-- start Data supplied --

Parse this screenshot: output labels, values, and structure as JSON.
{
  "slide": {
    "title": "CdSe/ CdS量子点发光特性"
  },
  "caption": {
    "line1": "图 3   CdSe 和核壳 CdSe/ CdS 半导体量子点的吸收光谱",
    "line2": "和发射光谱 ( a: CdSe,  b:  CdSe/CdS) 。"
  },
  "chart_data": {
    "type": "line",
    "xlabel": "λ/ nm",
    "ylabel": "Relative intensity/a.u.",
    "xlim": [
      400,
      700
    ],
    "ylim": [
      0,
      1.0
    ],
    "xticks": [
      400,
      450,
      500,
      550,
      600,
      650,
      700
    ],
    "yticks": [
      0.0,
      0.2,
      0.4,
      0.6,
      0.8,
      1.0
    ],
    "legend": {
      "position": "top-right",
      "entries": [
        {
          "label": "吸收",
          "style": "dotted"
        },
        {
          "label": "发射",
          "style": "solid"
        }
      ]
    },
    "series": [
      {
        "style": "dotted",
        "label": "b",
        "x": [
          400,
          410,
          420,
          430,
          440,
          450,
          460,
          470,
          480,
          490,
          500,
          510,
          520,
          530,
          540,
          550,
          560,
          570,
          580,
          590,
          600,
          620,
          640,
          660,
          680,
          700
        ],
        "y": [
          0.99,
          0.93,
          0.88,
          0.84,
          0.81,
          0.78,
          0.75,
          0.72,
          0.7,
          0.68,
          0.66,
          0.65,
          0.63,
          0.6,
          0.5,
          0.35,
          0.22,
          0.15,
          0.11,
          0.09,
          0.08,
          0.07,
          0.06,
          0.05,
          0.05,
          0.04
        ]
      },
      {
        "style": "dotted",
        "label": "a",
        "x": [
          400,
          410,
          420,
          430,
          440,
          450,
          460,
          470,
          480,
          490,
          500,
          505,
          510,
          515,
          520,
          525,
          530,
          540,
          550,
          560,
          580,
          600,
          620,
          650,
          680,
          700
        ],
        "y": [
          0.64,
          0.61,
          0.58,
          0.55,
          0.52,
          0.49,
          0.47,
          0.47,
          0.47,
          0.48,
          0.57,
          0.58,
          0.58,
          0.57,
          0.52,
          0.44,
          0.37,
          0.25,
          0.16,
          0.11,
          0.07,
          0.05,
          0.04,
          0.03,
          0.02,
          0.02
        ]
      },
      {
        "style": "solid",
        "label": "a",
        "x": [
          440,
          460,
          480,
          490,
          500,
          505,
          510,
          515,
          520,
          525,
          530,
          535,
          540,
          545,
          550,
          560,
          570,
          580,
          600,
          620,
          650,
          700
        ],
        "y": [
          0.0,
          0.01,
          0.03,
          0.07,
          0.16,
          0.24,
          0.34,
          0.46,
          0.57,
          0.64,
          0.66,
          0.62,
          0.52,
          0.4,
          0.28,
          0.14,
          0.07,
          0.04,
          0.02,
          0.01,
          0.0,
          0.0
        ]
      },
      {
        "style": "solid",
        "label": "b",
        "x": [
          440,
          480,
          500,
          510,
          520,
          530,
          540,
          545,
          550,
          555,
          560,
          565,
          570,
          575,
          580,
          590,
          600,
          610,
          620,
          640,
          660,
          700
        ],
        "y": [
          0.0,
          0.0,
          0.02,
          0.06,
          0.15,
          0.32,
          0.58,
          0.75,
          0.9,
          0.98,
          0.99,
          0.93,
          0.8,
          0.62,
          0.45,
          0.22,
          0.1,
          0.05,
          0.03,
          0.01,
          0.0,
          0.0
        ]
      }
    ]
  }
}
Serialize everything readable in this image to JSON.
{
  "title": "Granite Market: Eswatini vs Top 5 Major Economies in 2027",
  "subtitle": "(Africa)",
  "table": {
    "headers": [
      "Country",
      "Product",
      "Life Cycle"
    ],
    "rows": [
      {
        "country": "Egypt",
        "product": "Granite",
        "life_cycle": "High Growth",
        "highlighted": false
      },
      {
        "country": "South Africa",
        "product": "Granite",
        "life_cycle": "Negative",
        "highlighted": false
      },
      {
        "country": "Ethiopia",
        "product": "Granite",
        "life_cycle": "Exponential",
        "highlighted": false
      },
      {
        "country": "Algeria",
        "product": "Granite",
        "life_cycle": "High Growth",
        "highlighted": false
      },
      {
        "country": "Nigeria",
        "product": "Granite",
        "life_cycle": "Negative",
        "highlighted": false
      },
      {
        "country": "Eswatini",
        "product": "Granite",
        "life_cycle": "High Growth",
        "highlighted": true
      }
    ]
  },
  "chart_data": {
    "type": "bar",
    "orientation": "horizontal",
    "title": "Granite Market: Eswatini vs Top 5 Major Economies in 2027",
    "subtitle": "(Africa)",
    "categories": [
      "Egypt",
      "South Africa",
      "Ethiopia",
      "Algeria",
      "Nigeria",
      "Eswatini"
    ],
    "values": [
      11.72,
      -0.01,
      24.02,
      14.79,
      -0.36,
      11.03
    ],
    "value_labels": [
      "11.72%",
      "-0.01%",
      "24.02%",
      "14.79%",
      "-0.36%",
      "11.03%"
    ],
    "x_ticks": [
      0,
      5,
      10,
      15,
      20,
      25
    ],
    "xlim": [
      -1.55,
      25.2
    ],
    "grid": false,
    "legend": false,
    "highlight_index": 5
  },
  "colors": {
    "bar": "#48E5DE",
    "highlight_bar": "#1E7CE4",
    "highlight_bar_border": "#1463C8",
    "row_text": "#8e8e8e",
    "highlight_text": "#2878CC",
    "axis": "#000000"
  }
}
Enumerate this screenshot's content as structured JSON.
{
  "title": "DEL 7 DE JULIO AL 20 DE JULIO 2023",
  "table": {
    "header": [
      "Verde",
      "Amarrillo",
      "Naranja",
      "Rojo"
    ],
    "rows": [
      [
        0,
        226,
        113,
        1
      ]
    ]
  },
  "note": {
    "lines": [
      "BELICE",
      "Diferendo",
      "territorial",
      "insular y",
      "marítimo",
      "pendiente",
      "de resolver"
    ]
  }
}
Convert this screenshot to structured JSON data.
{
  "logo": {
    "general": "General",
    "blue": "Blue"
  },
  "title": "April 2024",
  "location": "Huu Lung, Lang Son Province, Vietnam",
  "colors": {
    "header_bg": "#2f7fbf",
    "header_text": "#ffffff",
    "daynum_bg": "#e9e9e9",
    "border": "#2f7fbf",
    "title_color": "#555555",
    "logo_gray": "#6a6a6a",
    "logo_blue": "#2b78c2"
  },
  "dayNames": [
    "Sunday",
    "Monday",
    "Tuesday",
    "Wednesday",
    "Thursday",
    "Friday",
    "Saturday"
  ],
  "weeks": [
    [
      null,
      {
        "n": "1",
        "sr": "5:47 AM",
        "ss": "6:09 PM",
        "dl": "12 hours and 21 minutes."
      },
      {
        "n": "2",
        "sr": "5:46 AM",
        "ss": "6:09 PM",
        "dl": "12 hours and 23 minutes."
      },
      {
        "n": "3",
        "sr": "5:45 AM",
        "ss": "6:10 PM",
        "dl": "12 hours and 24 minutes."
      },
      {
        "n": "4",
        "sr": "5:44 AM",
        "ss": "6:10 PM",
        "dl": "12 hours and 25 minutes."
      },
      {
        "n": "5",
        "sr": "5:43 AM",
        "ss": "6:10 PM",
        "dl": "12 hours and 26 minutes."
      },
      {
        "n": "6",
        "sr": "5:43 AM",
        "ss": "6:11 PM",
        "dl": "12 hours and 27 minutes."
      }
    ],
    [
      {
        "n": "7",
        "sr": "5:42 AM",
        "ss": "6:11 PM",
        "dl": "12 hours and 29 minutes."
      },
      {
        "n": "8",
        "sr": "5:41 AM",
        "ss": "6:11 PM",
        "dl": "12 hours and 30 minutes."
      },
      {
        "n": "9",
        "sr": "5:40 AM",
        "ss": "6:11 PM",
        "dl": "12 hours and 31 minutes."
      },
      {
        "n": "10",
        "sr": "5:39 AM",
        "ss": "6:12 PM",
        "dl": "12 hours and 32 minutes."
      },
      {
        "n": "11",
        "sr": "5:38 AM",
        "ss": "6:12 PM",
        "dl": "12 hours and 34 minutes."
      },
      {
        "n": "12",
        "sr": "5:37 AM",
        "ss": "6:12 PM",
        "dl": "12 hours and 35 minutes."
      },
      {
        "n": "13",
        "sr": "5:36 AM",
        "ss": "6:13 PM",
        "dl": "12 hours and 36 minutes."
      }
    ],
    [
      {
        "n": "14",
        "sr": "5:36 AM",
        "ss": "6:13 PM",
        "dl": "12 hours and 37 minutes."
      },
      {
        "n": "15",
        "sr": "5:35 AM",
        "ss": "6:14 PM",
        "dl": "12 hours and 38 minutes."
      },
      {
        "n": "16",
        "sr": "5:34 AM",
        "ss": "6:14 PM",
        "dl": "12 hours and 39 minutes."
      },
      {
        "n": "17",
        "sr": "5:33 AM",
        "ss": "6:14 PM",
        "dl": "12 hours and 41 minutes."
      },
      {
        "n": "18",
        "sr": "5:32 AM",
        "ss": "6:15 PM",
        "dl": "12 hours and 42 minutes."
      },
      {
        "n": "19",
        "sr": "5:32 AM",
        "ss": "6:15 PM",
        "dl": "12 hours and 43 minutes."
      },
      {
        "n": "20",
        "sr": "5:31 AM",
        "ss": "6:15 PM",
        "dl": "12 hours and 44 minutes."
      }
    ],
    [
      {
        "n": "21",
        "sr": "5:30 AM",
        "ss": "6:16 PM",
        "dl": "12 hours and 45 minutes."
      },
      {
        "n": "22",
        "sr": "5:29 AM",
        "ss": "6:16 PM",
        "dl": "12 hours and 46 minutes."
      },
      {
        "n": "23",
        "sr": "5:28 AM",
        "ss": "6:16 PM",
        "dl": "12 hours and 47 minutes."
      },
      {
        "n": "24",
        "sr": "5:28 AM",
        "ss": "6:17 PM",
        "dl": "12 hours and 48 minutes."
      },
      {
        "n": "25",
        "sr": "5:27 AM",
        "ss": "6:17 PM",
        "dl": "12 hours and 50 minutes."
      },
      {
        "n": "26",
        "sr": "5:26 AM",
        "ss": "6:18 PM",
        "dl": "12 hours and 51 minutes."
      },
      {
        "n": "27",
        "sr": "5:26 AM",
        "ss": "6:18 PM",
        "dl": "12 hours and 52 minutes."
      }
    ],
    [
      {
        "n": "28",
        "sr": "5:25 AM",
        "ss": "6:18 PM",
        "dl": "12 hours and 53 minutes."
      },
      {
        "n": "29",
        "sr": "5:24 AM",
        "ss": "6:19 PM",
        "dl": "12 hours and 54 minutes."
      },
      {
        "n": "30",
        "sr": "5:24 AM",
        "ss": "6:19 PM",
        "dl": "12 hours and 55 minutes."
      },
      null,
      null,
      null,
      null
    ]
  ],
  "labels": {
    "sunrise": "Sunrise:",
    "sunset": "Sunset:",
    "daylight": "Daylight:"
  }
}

-- end Data supplied --

Pick out each line in the material containing "Major".

■ Reply:
  "title": "Granite Market: Eswatini vs Top 5 Major Economies in 2027",
    "title": "Granite Market: Eswatini vs Top 5 Major Economies in 2027",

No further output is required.